TASK.
Locate every line in the records below that holds the word "powinien" and return each one.

***** DATA SUPPLIED *****

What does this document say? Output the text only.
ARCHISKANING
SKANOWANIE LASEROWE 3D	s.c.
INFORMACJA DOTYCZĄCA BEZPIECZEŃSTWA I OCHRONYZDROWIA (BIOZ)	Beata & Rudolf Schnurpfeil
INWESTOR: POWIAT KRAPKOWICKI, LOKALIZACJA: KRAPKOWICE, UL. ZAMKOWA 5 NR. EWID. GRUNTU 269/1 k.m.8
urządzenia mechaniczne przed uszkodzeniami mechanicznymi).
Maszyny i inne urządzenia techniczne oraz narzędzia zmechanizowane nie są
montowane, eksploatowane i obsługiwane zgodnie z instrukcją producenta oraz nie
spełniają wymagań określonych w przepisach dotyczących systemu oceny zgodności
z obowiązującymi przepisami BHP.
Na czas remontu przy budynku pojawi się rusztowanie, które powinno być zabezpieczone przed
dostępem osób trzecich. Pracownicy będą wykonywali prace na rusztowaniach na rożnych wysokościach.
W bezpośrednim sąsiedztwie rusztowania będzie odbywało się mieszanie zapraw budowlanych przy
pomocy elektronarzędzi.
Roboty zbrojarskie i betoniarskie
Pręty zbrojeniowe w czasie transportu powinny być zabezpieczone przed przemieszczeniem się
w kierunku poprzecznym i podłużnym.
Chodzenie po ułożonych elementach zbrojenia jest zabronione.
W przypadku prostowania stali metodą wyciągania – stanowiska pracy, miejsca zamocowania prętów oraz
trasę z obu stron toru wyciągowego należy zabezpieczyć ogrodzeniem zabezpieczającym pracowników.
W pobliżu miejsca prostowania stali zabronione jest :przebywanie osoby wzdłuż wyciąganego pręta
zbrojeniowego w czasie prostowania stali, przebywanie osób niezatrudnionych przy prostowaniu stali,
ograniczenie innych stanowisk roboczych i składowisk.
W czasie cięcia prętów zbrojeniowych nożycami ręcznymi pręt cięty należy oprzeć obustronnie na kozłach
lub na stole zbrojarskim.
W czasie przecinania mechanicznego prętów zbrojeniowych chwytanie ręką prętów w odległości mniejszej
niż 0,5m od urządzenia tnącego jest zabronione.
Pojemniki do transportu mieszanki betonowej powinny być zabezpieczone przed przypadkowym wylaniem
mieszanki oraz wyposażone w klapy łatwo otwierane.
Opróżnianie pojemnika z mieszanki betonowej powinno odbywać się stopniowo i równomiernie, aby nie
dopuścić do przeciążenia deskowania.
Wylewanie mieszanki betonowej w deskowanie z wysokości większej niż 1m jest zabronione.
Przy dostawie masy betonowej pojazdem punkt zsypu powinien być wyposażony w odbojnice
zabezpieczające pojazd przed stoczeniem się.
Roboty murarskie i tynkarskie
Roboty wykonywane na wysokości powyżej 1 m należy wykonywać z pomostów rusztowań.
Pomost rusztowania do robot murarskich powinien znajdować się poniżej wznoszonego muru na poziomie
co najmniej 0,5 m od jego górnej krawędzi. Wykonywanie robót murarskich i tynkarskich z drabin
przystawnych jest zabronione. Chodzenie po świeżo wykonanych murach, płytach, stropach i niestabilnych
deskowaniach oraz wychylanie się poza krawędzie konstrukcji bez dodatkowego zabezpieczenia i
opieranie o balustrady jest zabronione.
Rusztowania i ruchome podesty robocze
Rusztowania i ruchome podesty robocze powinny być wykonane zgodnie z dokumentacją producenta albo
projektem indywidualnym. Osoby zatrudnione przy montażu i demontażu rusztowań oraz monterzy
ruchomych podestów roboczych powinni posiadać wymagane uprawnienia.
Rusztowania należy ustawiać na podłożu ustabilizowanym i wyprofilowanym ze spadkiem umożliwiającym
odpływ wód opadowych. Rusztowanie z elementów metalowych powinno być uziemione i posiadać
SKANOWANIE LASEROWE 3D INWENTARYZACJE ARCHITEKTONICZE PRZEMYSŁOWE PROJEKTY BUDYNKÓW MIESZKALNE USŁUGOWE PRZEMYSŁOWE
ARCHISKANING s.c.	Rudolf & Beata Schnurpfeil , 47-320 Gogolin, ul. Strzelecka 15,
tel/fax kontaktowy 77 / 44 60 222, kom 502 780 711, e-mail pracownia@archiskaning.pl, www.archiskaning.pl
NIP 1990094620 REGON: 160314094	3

*****

THE OUTPUT.
Przy dostawie masy betonowej pojazdem punkt zsypu powinien być wyposażony w odbojnice
Pomost rusztowania do robot murarskich powinien znajdować się poniżej wznoszonego muru na poziomie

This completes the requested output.